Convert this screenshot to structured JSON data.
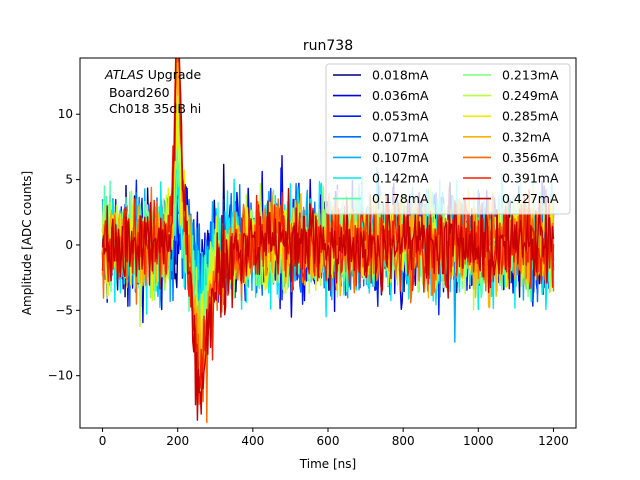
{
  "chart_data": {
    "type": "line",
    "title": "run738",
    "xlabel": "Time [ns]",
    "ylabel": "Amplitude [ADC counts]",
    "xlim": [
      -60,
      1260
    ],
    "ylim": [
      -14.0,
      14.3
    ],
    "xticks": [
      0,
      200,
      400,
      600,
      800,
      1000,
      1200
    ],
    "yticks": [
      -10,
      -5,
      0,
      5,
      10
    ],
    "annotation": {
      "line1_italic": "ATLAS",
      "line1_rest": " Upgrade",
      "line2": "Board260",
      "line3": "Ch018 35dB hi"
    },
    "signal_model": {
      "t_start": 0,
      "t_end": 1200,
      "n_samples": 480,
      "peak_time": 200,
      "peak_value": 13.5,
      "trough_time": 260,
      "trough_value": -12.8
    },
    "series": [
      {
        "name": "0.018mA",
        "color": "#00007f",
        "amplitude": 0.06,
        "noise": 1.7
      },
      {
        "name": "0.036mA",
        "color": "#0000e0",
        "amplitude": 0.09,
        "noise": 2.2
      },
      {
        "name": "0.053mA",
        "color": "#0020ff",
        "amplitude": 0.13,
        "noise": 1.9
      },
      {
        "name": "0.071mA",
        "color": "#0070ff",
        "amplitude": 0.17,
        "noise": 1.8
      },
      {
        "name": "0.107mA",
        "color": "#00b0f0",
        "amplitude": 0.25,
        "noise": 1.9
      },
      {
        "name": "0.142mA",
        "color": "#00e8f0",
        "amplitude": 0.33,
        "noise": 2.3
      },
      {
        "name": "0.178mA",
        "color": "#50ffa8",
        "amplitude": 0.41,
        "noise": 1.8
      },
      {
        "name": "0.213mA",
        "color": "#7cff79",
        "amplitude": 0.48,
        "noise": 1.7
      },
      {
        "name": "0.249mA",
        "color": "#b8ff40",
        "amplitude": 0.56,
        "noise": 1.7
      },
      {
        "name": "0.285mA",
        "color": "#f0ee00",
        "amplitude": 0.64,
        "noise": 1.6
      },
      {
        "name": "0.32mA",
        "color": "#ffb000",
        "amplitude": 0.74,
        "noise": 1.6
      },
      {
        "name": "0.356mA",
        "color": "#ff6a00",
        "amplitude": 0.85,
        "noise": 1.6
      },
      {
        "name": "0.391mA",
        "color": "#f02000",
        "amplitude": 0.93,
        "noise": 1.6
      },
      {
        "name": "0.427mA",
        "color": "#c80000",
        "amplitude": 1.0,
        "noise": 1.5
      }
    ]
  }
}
...
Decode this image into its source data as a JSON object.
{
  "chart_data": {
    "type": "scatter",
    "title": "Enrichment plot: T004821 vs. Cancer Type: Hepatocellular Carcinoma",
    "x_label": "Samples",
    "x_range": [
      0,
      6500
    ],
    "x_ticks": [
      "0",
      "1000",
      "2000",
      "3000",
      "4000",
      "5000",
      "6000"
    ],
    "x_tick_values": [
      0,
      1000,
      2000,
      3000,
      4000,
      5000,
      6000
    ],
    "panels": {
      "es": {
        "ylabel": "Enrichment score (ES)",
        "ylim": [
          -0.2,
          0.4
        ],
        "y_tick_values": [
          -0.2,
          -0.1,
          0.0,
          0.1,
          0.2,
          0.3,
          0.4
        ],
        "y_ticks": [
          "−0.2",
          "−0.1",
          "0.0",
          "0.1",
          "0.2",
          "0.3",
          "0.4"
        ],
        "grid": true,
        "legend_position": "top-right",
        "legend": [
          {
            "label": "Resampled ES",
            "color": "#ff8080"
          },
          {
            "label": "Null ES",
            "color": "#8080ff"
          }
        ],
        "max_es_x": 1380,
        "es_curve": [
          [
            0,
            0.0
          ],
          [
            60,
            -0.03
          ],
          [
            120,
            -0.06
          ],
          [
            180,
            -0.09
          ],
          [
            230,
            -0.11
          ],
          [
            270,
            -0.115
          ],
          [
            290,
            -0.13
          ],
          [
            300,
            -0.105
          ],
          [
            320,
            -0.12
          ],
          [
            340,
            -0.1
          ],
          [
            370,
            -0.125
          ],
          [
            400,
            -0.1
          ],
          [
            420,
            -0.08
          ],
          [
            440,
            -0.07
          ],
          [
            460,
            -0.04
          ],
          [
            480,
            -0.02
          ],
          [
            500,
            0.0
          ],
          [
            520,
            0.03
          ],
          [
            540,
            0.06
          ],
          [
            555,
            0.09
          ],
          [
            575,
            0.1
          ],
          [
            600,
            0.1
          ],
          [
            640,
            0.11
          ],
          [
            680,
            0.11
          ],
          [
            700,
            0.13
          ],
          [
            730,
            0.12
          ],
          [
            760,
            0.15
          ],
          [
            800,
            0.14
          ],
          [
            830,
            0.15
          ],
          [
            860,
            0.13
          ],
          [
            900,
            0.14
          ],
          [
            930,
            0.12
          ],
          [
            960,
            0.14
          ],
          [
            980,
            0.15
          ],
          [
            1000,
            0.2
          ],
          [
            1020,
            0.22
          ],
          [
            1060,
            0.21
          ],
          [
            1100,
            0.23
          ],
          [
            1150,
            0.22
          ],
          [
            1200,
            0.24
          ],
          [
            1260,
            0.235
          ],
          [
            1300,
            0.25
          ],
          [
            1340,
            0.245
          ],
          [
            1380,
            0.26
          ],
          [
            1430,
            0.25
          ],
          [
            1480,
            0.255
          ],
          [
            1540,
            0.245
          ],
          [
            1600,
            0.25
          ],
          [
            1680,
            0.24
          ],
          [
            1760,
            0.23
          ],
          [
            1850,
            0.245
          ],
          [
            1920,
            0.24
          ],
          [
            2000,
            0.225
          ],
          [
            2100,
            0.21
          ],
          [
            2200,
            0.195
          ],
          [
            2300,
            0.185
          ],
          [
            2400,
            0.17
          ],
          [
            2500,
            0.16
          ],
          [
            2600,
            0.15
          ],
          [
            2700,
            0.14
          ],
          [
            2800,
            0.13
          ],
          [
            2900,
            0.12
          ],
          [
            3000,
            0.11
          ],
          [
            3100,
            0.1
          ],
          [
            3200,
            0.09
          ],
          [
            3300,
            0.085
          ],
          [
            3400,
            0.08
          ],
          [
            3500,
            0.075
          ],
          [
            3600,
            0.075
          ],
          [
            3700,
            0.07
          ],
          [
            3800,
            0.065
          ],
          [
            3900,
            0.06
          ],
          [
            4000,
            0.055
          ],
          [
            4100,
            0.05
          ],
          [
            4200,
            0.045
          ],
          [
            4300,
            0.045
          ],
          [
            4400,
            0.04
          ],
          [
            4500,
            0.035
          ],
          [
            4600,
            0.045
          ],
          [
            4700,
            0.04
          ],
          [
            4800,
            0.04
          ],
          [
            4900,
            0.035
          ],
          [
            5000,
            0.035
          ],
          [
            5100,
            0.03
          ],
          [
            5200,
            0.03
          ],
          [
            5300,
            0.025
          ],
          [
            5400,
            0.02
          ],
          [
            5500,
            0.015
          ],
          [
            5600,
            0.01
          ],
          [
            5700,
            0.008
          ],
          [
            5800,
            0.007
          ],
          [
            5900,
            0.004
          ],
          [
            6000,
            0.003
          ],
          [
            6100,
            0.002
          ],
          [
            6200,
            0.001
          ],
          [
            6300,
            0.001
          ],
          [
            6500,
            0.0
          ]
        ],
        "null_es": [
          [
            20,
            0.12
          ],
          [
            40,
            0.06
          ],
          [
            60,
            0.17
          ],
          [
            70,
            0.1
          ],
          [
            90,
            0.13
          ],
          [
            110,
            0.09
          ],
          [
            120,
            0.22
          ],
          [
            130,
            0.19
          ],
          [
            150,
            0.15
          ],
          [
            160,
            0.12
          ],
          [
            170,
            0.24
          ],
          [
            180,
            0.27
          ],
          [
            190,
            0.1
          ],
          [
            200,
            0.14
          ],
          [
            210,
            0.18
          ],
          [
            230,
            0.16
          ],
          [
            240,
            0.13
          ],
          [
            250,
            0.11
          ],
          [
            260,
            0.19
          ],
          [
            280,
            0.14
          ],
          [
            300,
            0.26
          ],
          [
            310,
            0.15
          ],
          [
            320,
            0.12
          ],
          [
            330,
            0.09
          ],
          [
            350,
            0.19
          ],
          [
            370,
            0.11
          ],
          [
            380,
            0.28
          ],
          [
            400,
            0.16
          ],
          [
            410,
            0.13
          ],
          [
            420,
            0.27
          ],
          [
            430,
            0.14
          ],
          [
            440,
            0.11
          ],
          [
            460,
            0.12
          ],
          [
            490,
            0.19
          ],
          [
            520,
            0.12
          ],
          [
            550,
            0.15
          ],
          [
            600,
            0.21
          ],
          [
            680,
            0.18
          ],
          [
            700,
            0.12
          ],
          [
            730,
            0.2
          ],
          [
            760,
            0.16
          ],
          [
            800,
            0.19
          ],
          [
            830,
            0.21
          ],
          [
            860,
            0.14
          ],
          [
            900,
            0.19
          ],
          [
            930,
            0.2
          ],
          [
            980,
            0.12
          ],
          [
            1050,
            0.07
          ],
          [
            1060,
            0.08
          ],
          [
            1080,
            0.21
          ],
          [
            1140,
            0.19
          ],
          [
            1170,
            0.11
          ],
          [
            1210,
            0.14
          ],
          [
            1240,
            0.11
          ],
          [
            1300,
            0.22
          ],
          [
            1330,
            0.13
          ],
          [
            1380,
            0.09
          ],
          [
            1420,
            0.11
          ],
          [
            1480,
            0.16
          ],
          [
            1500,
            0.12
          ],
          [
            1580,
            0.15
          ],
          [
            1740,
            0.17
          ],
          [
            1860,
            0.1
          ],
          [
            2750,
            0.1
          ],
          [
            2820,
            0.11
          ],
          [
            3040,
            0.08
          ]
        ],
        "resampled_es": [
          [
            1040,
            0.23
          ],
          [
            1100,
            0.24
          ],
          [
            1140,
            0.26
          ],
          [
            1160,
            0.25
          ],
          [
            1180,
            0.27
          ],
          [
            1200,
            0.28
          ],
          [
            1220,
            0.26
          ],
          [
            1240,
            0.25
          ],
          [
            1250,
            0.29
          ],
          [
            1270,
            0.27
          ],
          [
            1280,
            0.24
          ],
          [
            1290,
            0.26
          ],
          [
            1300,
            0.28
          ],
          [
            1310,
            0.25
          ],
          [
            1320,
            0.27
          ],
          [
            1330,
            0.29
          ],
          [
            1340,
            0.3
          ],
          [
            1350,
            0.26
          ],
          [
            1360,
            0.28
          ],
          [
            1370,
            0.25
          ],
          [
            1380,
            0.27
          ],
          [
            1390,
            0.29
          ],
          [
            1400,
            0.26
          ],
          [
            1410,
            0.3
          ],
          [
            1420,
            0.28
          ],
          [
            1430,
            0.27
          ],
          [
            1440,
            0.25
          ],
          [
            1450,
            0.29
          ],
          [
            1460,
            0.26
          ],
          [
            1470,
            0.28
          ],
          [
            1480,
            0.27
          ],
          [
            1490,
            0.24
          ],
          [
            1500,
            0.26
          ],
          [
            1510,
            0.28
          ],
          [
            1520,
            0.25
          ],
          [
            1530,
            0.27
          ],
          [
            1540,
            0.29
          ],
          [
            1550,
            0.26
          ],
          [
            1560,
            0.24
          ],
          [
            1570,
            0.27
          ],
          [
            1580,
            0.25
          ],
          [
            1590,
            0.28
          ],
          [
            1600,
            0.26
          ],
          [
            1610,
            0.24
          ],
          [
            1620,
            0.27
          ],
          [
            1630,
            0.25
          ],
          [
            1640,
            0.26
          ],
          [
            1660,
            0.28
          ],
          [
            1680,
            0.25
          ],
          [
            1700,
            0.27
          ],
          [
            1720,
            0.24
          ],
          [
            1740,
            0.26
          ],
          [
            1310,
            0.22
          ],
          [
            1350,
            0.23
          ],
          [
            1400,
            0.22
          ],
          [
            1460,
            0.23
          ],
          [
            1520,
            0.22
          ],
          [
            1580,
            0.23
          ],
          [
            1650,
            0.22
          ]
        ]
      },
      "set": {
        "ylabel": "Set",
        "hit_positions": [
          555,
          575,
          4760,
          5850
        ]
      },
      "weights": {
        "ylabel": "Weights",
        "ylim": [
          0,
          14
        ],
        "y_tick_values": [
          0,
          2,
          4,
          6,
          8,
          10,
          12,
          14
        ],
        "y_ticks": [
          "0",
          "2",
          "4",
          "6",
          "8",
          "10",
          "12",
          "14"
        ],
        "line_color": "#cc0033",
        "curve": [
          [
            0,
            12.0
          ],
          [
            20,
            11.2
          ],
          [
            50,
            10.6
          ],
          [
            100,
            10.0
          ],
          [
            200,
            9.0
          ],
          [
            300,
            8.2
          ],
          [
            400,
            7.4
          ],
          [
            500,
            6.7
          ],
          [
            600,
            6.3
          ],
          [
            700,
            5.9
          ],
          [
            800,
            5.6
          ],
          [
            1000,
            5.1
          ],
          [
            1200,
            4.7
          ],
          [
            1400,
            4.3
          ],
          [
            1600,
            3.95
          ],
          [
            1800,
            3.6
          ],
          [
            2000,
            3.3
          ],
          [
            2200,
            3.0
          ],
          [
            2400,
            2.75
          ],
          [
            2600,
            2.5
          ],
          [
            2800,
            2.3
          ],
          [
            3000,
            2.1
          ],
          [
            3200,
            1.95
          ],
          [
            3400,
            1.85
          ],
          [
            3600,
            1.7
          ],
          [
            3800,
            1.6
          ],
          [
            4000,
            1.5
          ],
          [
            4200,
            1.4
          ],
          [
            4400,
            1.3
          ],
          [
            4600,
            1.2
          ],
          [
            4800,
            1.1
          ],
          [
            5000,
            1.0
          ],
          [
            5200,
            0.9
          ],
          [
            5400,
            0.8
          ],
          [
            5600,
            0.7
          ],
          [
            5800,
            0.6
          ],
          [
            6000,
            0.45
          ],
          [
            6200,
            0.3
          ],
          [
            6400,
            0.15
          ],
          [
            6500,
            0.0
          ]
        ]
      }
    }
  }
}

• **DIRECTIONS**:
Collect every line with the string "JSON" from the records, and copy each.

• **RESULT FOR THIS TASK**:
Convert this screenshot to structured JSON data.
Decode this image into its source data as a JSON object.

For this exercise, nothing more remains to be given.